::: AVAILABLE RECORDS :::
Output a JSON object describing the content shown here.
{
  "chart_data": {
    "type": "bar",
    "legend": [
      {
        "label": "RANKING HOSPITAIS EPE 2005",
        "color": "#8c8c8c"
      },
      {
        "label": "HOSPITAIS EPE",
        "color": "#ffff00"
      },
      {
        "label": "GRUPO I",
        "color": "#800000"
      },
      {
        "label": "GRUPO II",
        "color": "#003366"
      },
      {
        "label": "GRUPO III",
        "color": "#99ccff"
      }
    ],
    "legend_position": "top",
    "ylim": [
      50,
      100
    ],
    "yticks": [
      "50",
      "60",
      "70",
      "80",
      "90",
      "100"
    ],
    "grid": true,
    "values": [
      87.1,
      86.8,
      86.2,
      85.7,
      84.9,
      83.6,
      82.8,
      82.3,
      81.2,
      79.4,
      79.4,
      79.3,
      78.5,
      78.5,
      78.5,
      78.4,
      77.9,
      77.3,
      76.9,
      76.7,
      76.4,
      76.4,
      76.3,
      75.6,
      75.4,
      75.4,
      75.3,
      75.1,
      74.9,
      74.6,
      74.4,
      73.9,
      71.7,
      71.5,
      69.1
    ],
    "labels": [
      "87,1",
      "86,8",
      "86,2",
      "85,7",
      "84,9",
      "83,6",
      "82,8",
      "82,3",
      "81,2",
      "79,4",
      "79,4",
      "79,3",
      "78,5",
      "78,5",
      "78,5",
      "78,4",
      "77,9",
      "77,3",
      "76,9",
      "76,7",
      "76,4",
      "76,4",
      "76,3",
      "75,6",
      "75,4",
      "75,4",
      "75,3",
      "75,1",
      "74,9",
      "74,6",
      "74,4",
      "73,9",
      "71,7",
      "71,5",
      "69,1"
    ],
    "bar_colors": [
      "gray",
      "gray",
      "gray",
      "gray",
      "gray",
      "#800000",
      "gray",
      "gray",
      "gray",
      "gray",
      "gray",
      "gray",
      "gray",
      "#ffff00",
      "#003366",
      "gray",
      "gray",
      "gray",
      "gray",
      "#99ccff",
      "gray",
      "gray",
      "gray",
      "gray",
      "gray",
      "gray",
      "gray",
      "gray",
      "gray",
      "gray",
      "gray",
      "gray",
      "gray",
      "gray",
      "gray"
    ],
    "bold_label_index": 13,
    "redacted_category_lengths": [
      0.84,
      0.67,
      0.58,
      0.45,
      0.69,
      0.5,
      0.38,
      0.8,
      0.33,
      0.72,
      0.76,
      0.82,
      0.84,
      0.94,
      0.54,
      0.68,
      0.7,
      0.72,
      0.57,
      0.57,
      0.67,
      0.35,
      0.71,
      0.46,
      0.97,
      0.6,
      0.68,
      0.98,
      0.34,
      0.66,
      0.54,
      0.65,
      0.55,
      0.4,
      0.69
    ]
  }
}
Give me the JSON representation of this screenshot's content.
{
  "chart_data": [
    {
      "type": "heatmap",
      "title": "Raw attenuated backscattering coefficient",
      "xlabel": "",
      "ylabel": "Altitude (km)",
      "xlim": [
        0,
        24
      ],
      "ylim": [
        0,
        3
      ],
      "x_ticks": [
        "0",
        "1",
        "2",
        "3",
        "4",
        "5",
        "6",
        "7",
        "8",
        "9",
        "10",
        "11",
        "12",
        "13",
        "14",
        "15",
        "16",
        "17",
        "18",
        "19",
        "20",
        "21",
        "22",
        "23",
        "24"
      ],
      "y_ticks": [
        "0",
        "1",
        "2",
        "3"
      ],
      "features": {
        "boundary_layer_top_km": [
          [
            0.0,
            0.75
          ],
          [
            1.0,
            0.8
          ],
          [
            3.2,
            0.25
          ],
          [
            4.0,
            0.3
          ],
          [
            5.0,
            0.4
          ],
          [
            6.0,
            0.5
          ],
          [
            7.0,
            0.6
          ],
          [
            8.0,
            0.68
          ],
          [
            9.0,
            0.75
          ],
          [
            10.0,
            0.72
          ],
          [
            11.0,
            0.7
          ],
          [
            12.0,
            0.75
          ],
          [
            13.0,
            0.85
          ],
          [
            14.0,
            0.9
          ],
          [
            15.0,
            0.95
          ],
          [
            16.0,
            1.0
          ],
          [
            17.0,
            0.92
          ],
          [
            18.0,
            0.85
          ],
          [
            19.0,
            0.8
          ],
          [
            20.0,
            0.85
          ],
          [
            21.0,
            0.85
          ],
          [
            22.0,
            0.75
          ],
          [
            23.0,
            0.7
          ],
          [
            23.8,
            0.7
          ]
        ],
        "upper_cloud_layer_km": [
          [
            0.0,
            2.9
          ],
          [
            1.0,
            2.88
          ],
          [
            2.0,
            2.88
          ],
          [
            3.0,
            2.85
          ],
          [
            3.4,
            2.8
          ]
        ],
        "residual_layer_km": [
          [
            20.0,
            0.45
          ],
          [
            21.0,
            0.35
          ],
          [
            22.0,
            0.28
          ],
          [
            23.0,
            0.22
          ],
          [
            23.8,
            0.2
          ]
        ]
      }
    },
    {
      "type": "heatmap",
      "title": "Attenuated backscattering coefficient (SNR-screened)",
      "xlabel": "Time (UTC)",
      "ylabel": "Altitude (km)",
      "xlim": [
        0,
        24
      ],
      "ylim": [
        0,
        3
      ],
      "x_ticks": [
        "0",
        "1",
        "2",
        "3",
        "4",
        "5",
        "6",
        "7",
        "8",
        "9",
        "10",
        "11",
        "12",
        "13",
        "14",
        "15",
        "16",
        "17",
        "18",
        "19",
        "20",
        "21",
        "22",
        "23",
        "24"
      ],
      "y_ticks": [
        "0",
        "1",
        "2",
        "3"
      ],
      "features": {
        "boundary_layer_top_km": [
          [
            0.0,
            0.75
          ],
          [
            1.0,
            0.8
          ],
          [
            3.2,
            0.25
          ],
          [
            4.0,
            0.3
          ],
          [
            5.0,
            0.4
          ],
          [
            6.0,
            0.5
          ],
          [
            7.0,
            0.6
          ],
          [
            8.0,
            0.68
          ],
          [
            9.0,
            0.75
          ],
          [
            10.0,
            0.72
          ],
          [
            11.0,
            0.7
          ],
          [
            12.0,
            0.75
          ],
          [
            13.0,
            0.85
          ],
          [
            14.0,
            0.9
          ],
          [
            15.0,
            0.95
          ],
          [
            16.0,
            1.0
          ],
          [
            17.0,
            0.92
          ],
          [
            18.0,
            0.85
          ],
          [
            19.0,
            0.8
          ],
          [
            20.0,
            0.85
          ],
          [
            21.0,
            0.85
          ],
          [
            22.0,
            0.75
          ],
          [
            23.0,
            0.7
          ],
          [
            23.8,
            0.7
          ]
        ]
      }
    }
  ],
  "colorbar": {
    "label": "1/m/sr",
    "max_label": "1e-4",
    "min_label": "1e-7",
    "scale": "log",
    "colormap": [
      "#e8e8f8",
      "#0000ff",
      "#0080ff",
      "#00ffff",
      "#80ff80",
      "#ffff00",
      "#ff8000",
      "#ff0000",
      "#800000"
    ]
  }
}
:::
**EXERCISE PROMPT**
Return each entry from above without altering a single character.

**TASK OUTPUT**
Output a JSON object describing the content shown here.
{
  "chart_data": {
    "type": "bar",
    "legend": [
      {
        "label": "RANKING HOSPITAIS EPE 2005",
        "color": "#8c8c8c"
      },
      {
        "label": "HOSPITAIS EPE",
        "color": "#ffff00"
      },
      {
        "label": "GRUPO I",
        "color": "#800000"
      },
      {
        "label": "GRUPO II",
        "color": "#003366"
      },
      {
        "label": "GRUPO III",
        "color": "#99ccff"
      }
    ],
    "legend_position": "top",
    "ylim": [
      50,
      100
    ],
    "yticks": [
      "50",
      "60",
      "70",
      "80",
      "90",
      "100"
    ],
    "grid": true,
    "values": [
      87.1,
      86.8,
      86.2,
      85.7,
      84.9,
      83.6,
      82.8,
      82.3,
      81.2,
      79.4,
      79.4,
      79.3,
      78.5,
      78.5,
      78.5,
      78.4,
      77.9,
      77.3,
      76.9,
      76.7,
      76.4,
      76.4,
      76.3,
      75.6,
      75.4,
      75.4,
      75.3,
      75.1,
      74.9,
      74.6,
      74.4,
      73.9,
      71.7,
      71.5,
      69.1
    ],
    "labels": [
      "87,1",
      "86,8",
      "86,2",
      "85,7",
      "84,9",
      "83,6",
      "82,8",
      "82,3",
      "81,2",
      "79,4",
      "79,4",
      "79,3",
      "78,5",
      "78,5",
      "78,5",
      "78,4",
      "77,9",
      "77,3",
      "76,9",
      "76,7",
      "76,4",
      "76,4",
      "76,3",
      "75,6",
      "75,4",
      "75,4",
      "75,3",
      "75,1",
      "74,9",
      "74,6",
      "74,4",
      "73,9",
      "71,7",
      "71,5",
      "69,1"
    ],
    "bar_colors": [
      "gray",
      "gray",
      "gray",
      "gray",
      "gray",
      "#800000",
      "gray",
      "gray",
      "gray",
      "gray",
      "gray",
      "gray",
      "gray",
      "#ffff00",
      "#003366",
      "gray",
      "gray",
      "gray",
      "gray",
      "#99ccff",
      "gray",
      "gray",
      "gray",
      "gray",
      "gray",
      "gray",
      "gray",
      "gray",
      "gray",
      "gray",
      "gray",
      "gray",
      "gray",
      "gray",
      "gray"
    ],
    "bold_label_index": 13,
    "redacted_category_lengths": [
      0.84,
      0.67,
      0.58,
      0.45,
      0.69,
      0.5,
      0.38,
      0.8,
      0.33,
      0.72,
      0.76,
      0.82,
      0.84,
      0.94,
      0.54,
      0.68,
      0.7,
      0.72,
      0.57,
      0.57,
      0.67,
      0.35,
      0.71,
      0.46,
      0.97,
      0.6,
      0.68,
      0.98,
      0.34,
      0.66,
      0.54,
      0.65,
      0.55,
      0.4,
      0.69
    ]
  }
}
Give me the JSON representation of this screenshot's content.
{
  "chart_data": [
    {
      "type": "heatmap",
      "title": "Raw attenuated backscattering coefficient",
      "xlabel": "",
      "ylabel": "Altitude (km)",
      "xlim": [
        0,
        24
      ],
      "ylim": [
        0,
        3
      ],
      "x_ticks": [
        "0",
        "1",
        "2",
        "3",
        "4",
        "5",
        "6",
        "7",
        "8",
        "9",
        "10",
        "11",
        "12",
        "13",
        "14",
        "15",
        "16",
        "17",
        "18",
        "19",
        "20",
        "21",
        "22",
        "23",
        "24"
      ],
      "y_ticks": [
        "0",
        "1",
        "2",
        "3"
      ],
      "features": {
        "boundary_layer_top_km": [
          [
            0.0,
            0.75
          ],
          [
            1.0,
            0.8
          ],
          [
            3.2,
            0.25
          ],
          [
            4.0,
            0.3
          ],
          [
            5.0,
            0.4
          ],
          [
            6.0,
            0.5
          ],
          [
            7.0,
            0.6
          ],
          [
            8.0,
            0.68
          ],
          [
            9.0,
            0.75
          ],
          [
            10.0,
            0.72
          ],
          [
            11.0,
            0.7
          ],
          [
            12.0,
            0.75
          ],
          [
            13.0,
            0.85
          ],
          [
            14.0,
            0.9
          ],
          [
            15.0,
            0.95
          ],
          [
            16.0,
            1.0
          ],
          [
            17.0,
            0.92
          ],
          [
            18.0,
            0.85
          ],
          [
            19.0,
            0.8
          ],
          [
            20.0,
            0.85
          ],
          [
            21.0,
            0.85
          ],
          [
            22.0,
            0.75
          ],
          [
            23.0,
            0.7
          ],
          [
            23.8,
            0.7
          ]
        ],
        "upper_cloud_layer_km": [
          [
            0.0,
            2.9
          ],
          [
            1.0,
            2.88
          ],
          [
            2.0,
            2.88
          ],
          [
            3.0,
            2.85
          ],
          [
            3.4,
            2.8
          ]
        ],
        "residual_layer_km": [
          [
            20.0,
            0.45
          ],
          [
            21.0,
            0.35
          ],
          [
            22.0,
            0.28
          ],
          [
            23.0,
            0.22
          ],
          [
            23.8,
            0.2
          ]
        ]
      }
    },
    {
      "type": "heatmap",
      "title": "Attenuated backscattering coefficient (SNR-screened)",
      "xlabel": "Time (UTC)",
      "ylabel": "Altitude (km)",
      "xlim": [
        0,
        24
      ],
      "ylim": [
        0,
        3
      ],
      "x_ticks": [
        "0",
        "1",
        "2",
        "3",
        "4",
        "5",
        "6",
        "7",
        "8",
        "9",
        "10",
        "11",
        "12",
        "13",
        "14",
        "15",
        "16",
        "17",
        "18",
        "19",
        "20",
        "21",
        "22",
        "23",
        "24"
      ],
      "y_ticks": [
        "0",
        "1",
        "2",
        "3"
      ],
      "features": {
        "boundary_layer_top_km": [
          [
            0.0,
            0.75
          ],
          [
            1.0,
            0.8
          ],
          [
            3.2,
            0.25
          ],
          [
            4.0,
            0.3
          ],
          [
            5.0,
            0.4
          ],
          [
            6.0,
            0.5
          ],
          [
            7.0,
            0.6
          ],
          [
            8.0,
            0.68
          ],
          [
            9.0,
            0.75
          ],
          [
            10.0,
            0.72
          ],
          [
            11.0,
            0.7
          ],
          [
            12.0,
            0.75
          ],
          [
            13.0,
            0.85
          ],
          [
            14.0,
            0.9
          ],
          [
            15.0,
            0.95
          ],
          [
            16.0,
            1.0
          ],
          [
            17.0,
            0.92
          ],
          [
            18.0,
            0.85
          ],
          [
            19.0,
            0.8
          ],
          [
            20.0,
            0.85
          ],
          [
            21.0,
            0.85
          ],
          [
            22.0,
            0.75
          ],
          [
            23.0,
            0.7
          ],
          [
            23.8,
            0.7
          ]
        ]
      }
    }
  ],
  "colorbar": {
    "label": "1/m/sr",
    "max_label": "1e-4",
    "min_label": "1e-7",
    "scale": "log",
    "colormap": [
      "#e8e8f8",
      "#0000ff",
      "#0080ff",
      "#00ffff",
      "#80ff80",
      "#ffff00",
      "#ff8000",
      "#ff0000",
      "#800000"
    ]
  }
}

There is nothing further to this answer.